- Short exercise
Sift the material for lines containing "едем", and return them.

(Stored data)

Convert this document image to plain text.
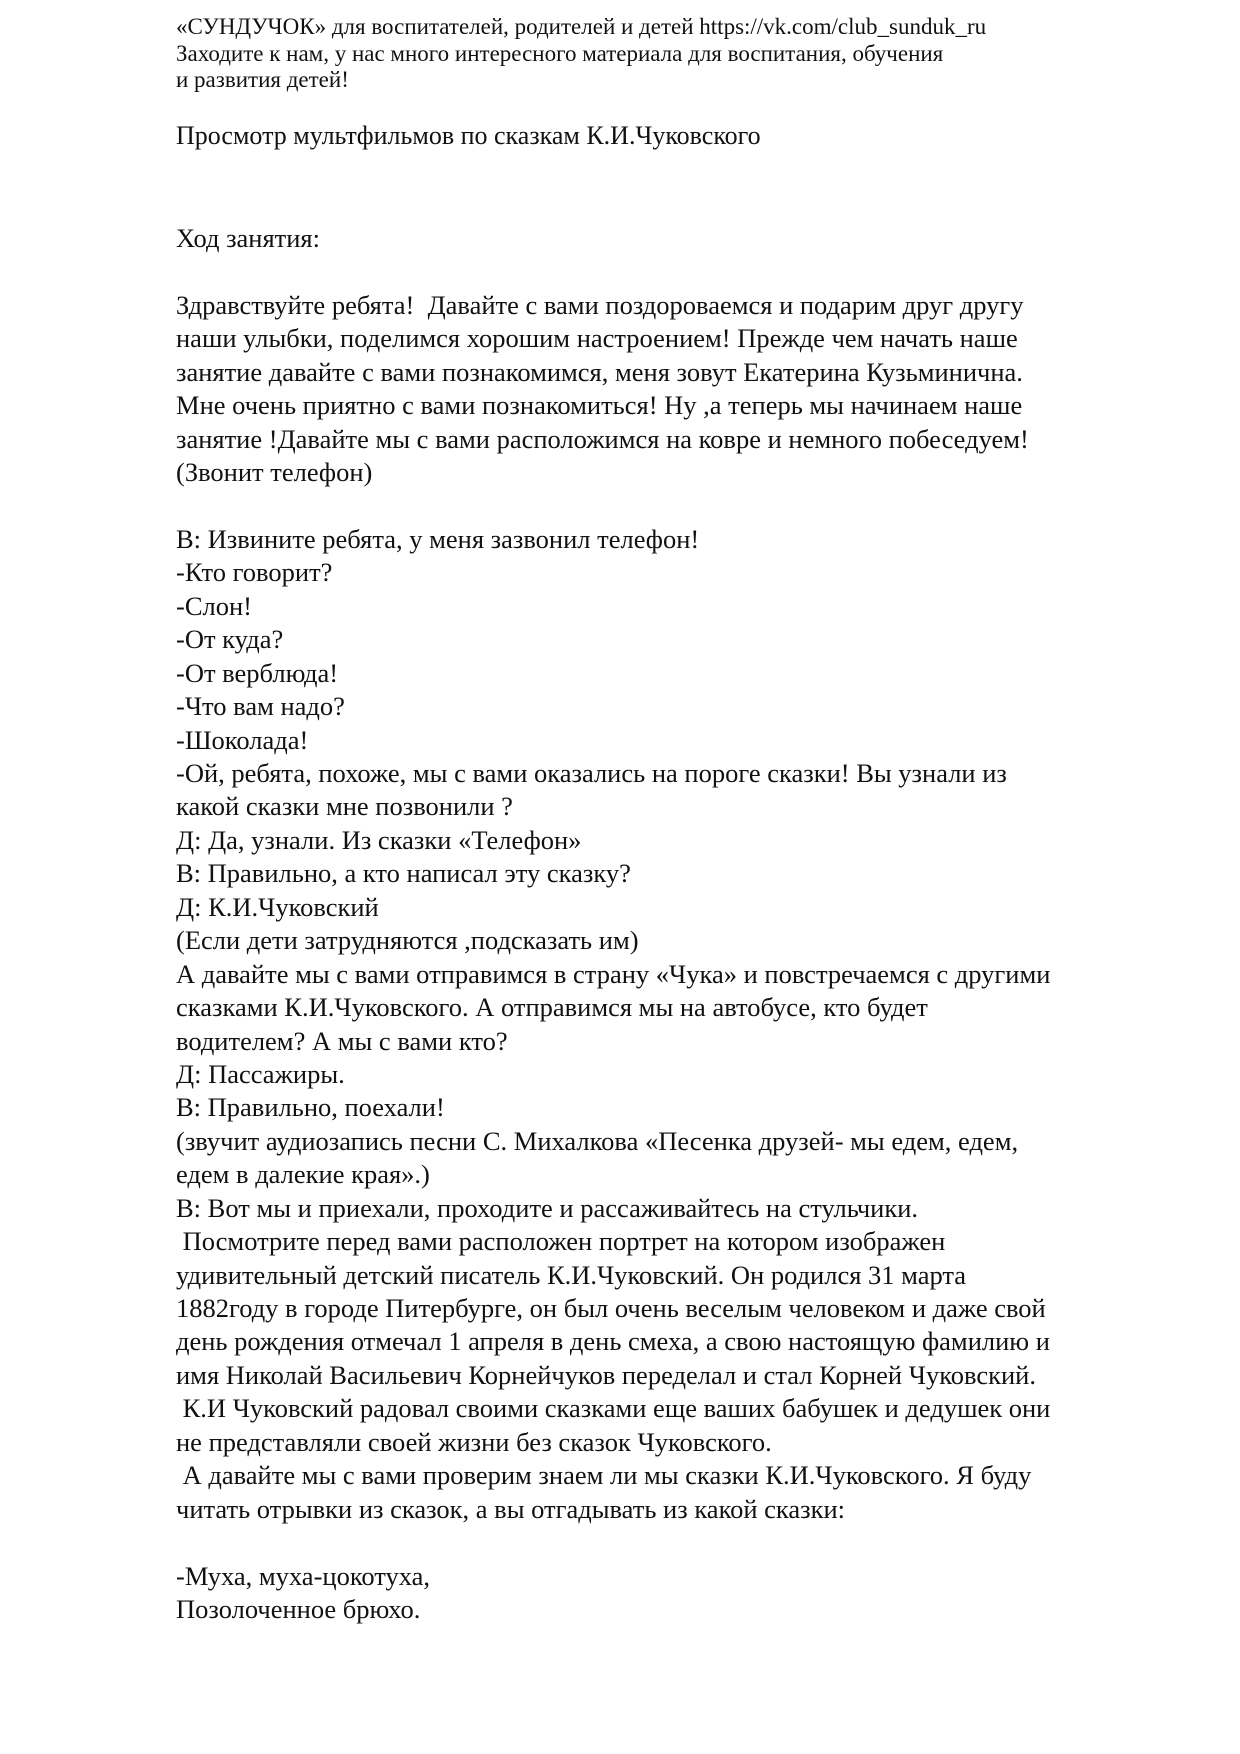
«СУНДУЧОК» для воспитателей, родителей и детей https://vk.com/club_sunduk_ru
Заходите к нам, у нас много интересного материала для воспитания, обучения
и развития детей!
Просмотр мультфильмов по сказкам К.И.Чуковского
Ход занятия:
Здравствуйте ребята!  Давайте с вами поздороваемся и подарим друг другу
наши улыбки, поделимся хорошим настроением! Прежде чем начать наше
занятие давайте с вами познакомимся, меня зовут Екатерина Кузьминична.
Мне очень приятно с вами познакомиться! Ну ,а теперь мы начинаем наше
занятие !Давайте мы с вами расположимся на ковре и немного побеседуем!
(Звонит телефон)
В: Извините ребята, у меня зазвонил телефон!
-Кто говорит?
-Слон!
-От куда?
-От верблюда!
-Что вам надо?
-Шоколада!
-Ой, ребята, похоже, мы с вами оказались на пороге сказки! Вы узнали из
какой сказки мне позвонили ?
Д: Да, узнали. Из сказки «Телефон»
В: Правильно, а кто написал эту сказку?
Д: К.И.Чуковский
(Если дети затрудняются ,подсказать им)
А давайте мы с вами отправимся в страну «Чука» и повстречаемся с другими
сказками К.И.Чуковского. А отправимся мы на автобусе, кто будет
водителем? А мы с вами кто?
Д: Пассажиры.
В: Правильно, поехали!
(звучит аудиозапись песни С. Михалкова «Песенка друзей- мы едем, едем,
едем в далекие края».)
В: Вот мы и приехали, проходите и рассаживайтесь на стульчики.
Посмотрите перед вами расположен портрет на котором изображен
удивительный детский писатель К.И.Чуковский. Он родился 31 марта
1882году в городе Питербурге, он был очень веселым человеком и даже свой
день рождения отмечал 1 апреля в день смеха, а свою настоящую фамилию и
имя Николай Васильевич Корнейчуков переделал и стал Корней Чуковский.
К.И Чуковский радовал своими сказками еще ваших бабушек и дедушек они
не представляли своей жизни без сказок Чуковского.
А давайте мы с вами проверим знаем ли мы сказки К.И.Чуковского. Я буду
читать отрывки из сказок, а вы отгадывать из какой сказки:
-Муха, муха-цокотуха,
Позолоченное брюхо.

- Written response
(звучит аудиозапись песни С. Михалкова «Песенка друзей- мы едем, едем,
едем в далекие края».)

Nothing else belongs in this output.